*WHAT IS NEEDED*. Transcribe the lines from the one containing "- indicator-value-bar: 20.00" to the one containing "- price-label: 8.09: [426, 167, 446, 177]", keeping every character as it appears.

*DATA SUPPLIED*.
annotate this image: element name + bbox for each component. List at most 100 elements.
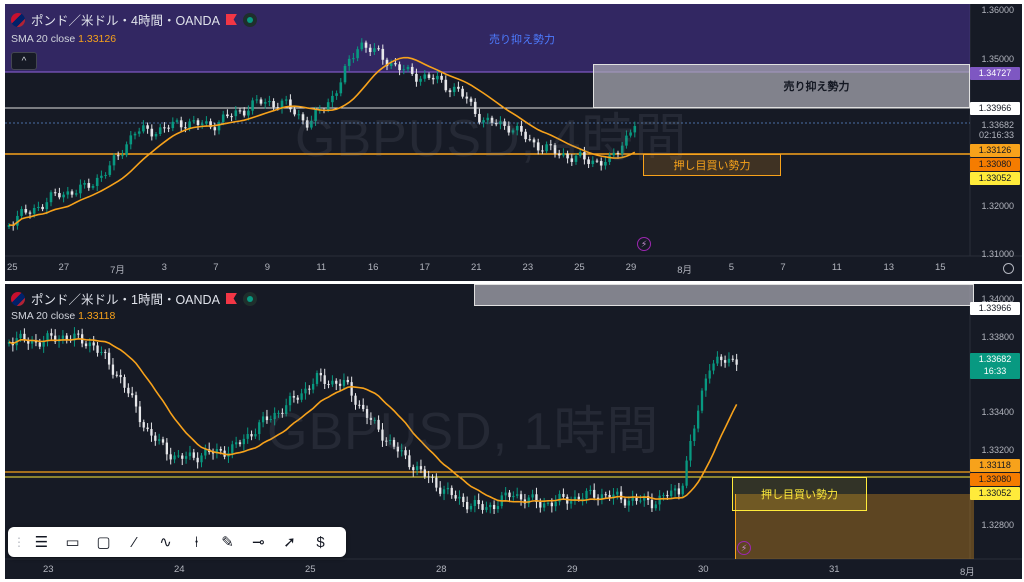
- candle: [268, 101, 271, 103]
- candle: [327, 384, 330, 386]
- candle: [419, 466, 423, 470]
- candle: [161, 439, 165, 443]
- trendline-icon[interactable]: ⁄: [119, 528, 150, 556]
- rectangle-icon[interactable]: ▢: [88, 528, 119, 556]
- candle: [415, 73, 418, 82]
- candle: [62, 194, 65, 198]
- candle: [440, 75, 443, 80]
- time-axis-label: 5: [728, 262, 735, 273]
- candle: [226, 114, 229, 117]
- candle: [79, 184, 82, 194]
- candle: [448, 90, 452, 93]
- candle: [104, 351, 107, 353]
- candle: [123, 377, 126, 388]
- support-low-price-tag[interactable]: 1.33052: [970, 487, 1020, 500]
- candle: [466, 501, 469, 510]
- drawing-toolbar[interactable]: ⋮ ☰ ▭ ▢ ⁄ ∿ ⍿ ✎ ⊸ ➚ $: [8, 527, 346, 557]
- time-axis-label: 13: [883, 262, 895, 273]
- brush-icon[interactable]: ✎: [212, 528, 243, 556]
- candle: [402, 69, 406, 71]
- candle: [74, 193, 78, 195]
- price-axis-label: 1.35000: [981, 54, 1014, 64]
- cursor-icon[interactable]: ➚: [274, 528, 305, 556]
- buy-the-dip-zone[interactable]: 押し目買い勢力: [732, 477, 867, 511]
- support-price-tag[interactable]: 1.33080: [970, 473, 1020, 486]
- candle: [693, 428, 696, 441]
- candle: [61, 335, 65, 339]
- candle: [188, 121, 191, 129]
- support-price-tag[interactable]: 1.33080: [970, 158, 1020, 171]
- candle: [88, 342, 91, 347]
- collapse-legend-button[interactable]: ^: [11, 52, 37, 70]
- candle: [58, 193, 61, 198]
- time-axis-label: 11: [316, 262, 327, 273]
- candle: [92, 342, 95, 346]
- sma-price-tag[interactable]: 1.33118: [970, 459, 1020, 472]
- candle: [146, 125, 149, 129]
- price-axis-label: 1.32800: [981, 520, 1014, 530]
- candle: [735, 359, 738, 365]
- sma-legend[interactable]: SMA 20 close 1.33118: [11, 310, 115, 322]
- candle: [129, 135, 133, 145]
- resistance-price-tag[interactable]: 1.34727: [970, 67, 1020, 80]
- lines-icon[interactable]: ☰: [26, 528, 57, 556]
- candle: [339, 82, 343, 94]
- symbol-legend: ポンド／米ドル・1時間・OANDA: [11, 289, 257, 308]
- candle: [150, 128, 154, 137]
- symbol-title[interactable]: ポンド／米ドル・4時間・OANDA: [31, 10, 220, 29]
- red-flag-icon[interactable]: [225, 14, 237, 25]
- time-axis-label: 28: [436, 564, 447, 575]
- chart-pane-4h[interactable]: ポンド／米ドル・4時間・OANDA SMA 20 close 1.33126 ^…: [5, 4, 1022, 281]
- symbol-title[interactable]: ポンド／米ドル・1時間・OANDA: [31, 289, 220, 308]
- time-axis-label: 23: [43, 564, 54, 575]
- buy-the-dip-zone[interactable]: 押し目買い勢力: [643, 154, 781, 176]
- time-axis-label: 17: [419, 262, 431, 273]
- upper-line-price-tag[interactable]: 1.33966: [970, 302, 1020, 315]
- candle: [394, 63, 397, 65]
- settings-gear-icon[interactable]: [1003, 263, 1014, 274]
- position-icon[interactable]: ⍿: [181, 528, 212, 556]
- upper-line-price-tag[interactable]: 1.33966: [970, 102, 1020, 115]
- candle: [235, 442, 238, 445]
- candle: [261, 416, 265, 423]
- horizontal-line-icon[interactable]: ⊸: [243, 528, 274, 556]
- live-status-icon[interactable]: [242, 12, 257, 27]
- candle: [666, 495, 669, 497]
- time-axis-label: 25: [7, 262, 18, 273]
- price-axis-label: 1.33400: [981, 407, 1014, 417]
- price-icon[interactable]: $: [305, 528, 336, 556]
- candle: [133, 133, 137, 136]
- path-icon[interactable]: ∿: [150, 528, 181, 556]
- candle: [368, 47, 372, 53]
- candle: [108, 165, 112, 175]
- candle: [49, 192, 53, 203]
- candle: [519, 494, 523, 500]
- candle: [100, 175, 103, 178]
- candle: [627, 500, 630, 506]
- event-flash-icon[interactable]: ⚡: [737, 541, 751, 555]
- red-flag-icon[interactable]: [225, 293, 237, 304]
- candle: [95, 177, 99, 186]
- candle: [231, 444, 234, 454]
- candle: [150, 429, 153, 436]
- support-low-price-tag[interactable]: 1.33052: [970, 172, 1020, 185]
- last-price-tag[interactable]: 1.33682 16:33: [970, 353, 1020, 379]
- candle: [712, 363, 715, 371]
- candle: [681, 485, 684, 495]
- candle: [259, 99, 263, 104]
- candle: [485, 507, 488, 510]
- sell-pressure-zone[interactable]: [474, 284, 974, 306]
- candle: [181, 455, 184, 459]
- candle: [356, 49, 359, 59]
- sma-legend[interactable]: SMA 20 close 1.33126: [11, 33, 116, 45]
- comment-icon[interactable]: ▭: [57, 528, 88, 556]
- sell-pressure-zone[interactable]: 売り抑え勢力: [593, 64, 970, 108]
- candle: [171, 121, 175, 129]
- candle: [192, 452, 195, 458]
- live-status-icon[interactable]: [242, 291, 257, 306]
- candle: [177, 455, 180, 457]
- candle: [158, 439, 161, 441]
- sma-price-tag[interactable]: 1.33126: [970, 144, 1020, 157]
- drag-handle-icon[interactable]: ⋮: [12, 528, 26, 556]
- event-flash-icon[interactable]: ⚡: [637, 237, 651, 251]
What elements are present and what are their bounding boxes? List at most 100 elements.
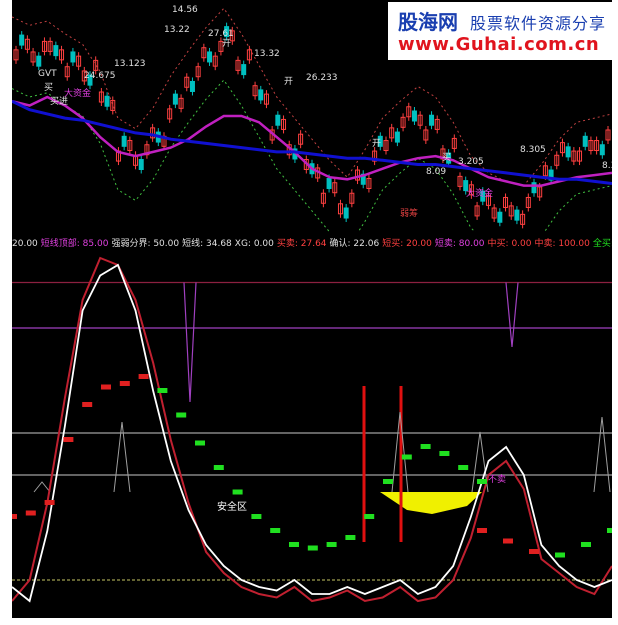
- indicator-value-bar: 20.00 短线顶部: 85.00 强弱分界: 50.00 短线: 34.68 XG: …: [12, 236, 612, 252]
- oscillator-chart-svg: 安全区 不卖: [12, 256, 612, 603]
- candle-body: [531, 182, 537, 194]
- trend-dot: [82, 402, 93, 407]
- price-label: 13.22: [164, 25, 190, 35]
- price-label: 8.09: [426, 167, 446, 177]
- trend-dot: [119, 381, 130, 386]
- trend-dot: [157, 388, 168, 393]
- price-label: 开: [222, 38, 231, 49]
- price-label: 开: [372, 138, 381, 149]
- price-label: 13.32: [254, 49, 280, 59]
- trend-dot: [503, 538, 513, 544]
- price-label: 3.205: [458, 157, 484, 167]
- spike-line: [33, 481, 51, 493]
- trend-dot: [63, 437, 74, 442]
- indicator-value-11: 全买: 0.00: [592, 239, 612, 249]
- indicator-value-0: 20.00: [12, 239, 38, 249]
- trend-dot: [477, 528, 487, 533]
- candle-body: [172, 93, 178, 105]
- price-label: 弱筹: [400, 207, 418, 219]
- trend-dot: [270, 528, 281, 533]
- trend-dot: [307, 545, 318, 551]
- price-label: 24.675: [84, 71, 116, 81]
- trend-dot: [364, 514, 375, 519]
- indicator-value-5: 买卖: 27.64: [276, 239, 327, 249]
- trend-dot: [401, 454, 412, 460]
- dont-sell-label: 不卖: [488, 474, 506, 485]
- candle-body: [411, 110, 417, 122]
- watermark-slogan: 股票软件资源分享: [470, 14, 607, 33]
- price-label: 27.61: [208, 29, 234, 39]
- indicator-value-9: 中买: 0.00: [487, 239, 532, 249]
- candle-body: [53, 45, 59, 57]
- price-label: 14.56: [172, 5, 198, 15]
- trend-dot: [326, 542, 337, 547]
- indicator-value-1: 短线顶部: 85.00: [40, 239, 109, 249]
- indicator-value-10: 中卖: 100.00: [534, 239, 590, 249]
- watermark-logo: 股海网: [398, 10, 458, 34]
- price-label: 26.233: [306, 73, 338, 83]
- price-label: 买: [442, 152, 451, 163]
- indicator-value-7: 短买: 20.00: [382, 239, 432, 249]
- trend-dot: [555, 552, 565, 558]
- trend-dot: [529, 549, 539, 554]
- safe-zone-label: 安全区: [217, 500, 247, 513]
- spike-line: [593, 416, 611, 493]
- trend-dot: [138, 374, 149, 379]
- candle-body: [497, 211, 503, 223]
- oscillator-panel: 安全区 不卖: [12, 252, 612, 618]
- indicator-value-2: 强弱分界: 50.00: [111, 239, 180, 249]
- candle-body: [394, 131, 400, 143]
- trend-dot: [458, 465, 469, 470]
- candle-body: [121, 135, 127, 147]
- trend-dot: [232, 489, 243, 495]
- price-label: 8.305: [520, 145, 546, 155]
- candle-body: [104, 95, 110, 107]
- candle-body: [189, 80, 195, 92]
- candle-body: [70, 51, 76, 63]
- candle-body: [429, 114, 435, 126]
- candle-body: [582, 135, 588, 147]
- candle-body: [343, 207, 349, 219]
- price-label: 买: [44, 82, 53, 93]
- price-label: 大资金: [64, 87, 91, 99]
- candle-body: [19, 34, 25, 46]
- watermark-banner: 股海网 股票软件资源分享 www.Guhai.com.cn: [388, 2, 616, 60]
- trend-dot: [195, 440, 205, 446]
- candle-body: [514, 209, 520, 221]
- candle-body: [326, 177, 332, 189]
- trend-dot: [101, 384, 111, 390]
- price-label: 大资金: [466, 187, 493, 199]
- watermark-url: www.Guhai.com.cn: [398, 34, 600, 55]
- safe-zone-fill: [380, 492, 482, 514]
- lower-dotted-envelope: [12, 79, 612, 258]
- trend-dot: [176, 412, 187, 418]
- trend-dot: [251, 514, 262, 519]
- indicator-value-6: 确认: 22.06: [329, 239, 380, 249]
- trend-dot: [44, 500, 55, 505]
- signal-dip: [183, 282, 197, 403]
- trend-dot: [345, 535, 356, 540]
- trend-dot: [607, 528, 612, 533]
- candle-body: [207, 51, 213, 63]
- trend-dot: [581, 542, 591, 547]
- indicator-value-3: 短线: 34.68: [182, 239, 232, 249]
- trend-dot: [420, 444, 431, 449]
- trend-dot: [213, 465, 224, 470]
- trend-dot: [439, 451, 450, 456]
- trend-dot: [383, 479, 393, 484]
- candle-body: [36, 55, 42, 67]
- trend-dot: [289, 542, 299, 547]
- signal-dip: [505, 282, 519, 348]
- price-label: 13.123: [114, 59, 146, 69]
- candle-body: [258, 89, 264, 101]
- candle-body: [565, 146, 571, 158]
- candle-body: [241, 64, 247, 76]
- candle-body: [138, 159, 144, 171]
- trend-dot: [477, 479, 487, 484]
- chart-frame: 14.56 13.22 27.61 13.32 13.123 24.675 26.233 8.…: [12, 0, 612, 618]
- candle-body: [275, 114, 281, 126]
- indicator-value-8: 短卖: 80.00: [434, 239, 485, 249]
- candle-body: [599, 144, 605, 156]
- trend-dot: [12, 514, 17, 519]
- trend-dot: [25, 510, 36, 516]
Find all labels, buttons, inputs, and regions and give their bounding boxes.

*COMPLETED EXERCISE*.
- indicator-value-bar: 20.00 短线顶部: 85.00 强弱分界: 50.00 短线: 34.68 XG: …: [12, 236, 612, 252]
- oscillator-chart-svg: 安全区 不卖: [12, 256, 612, 603]
- candle-body: [531, 182, 537, 194]
- trend-dot: [82, 402, 93, 407]
- price-label: 13.22: [164, 25, 190, 35]
- price-label: 8.09: [426, 167, 446, 177]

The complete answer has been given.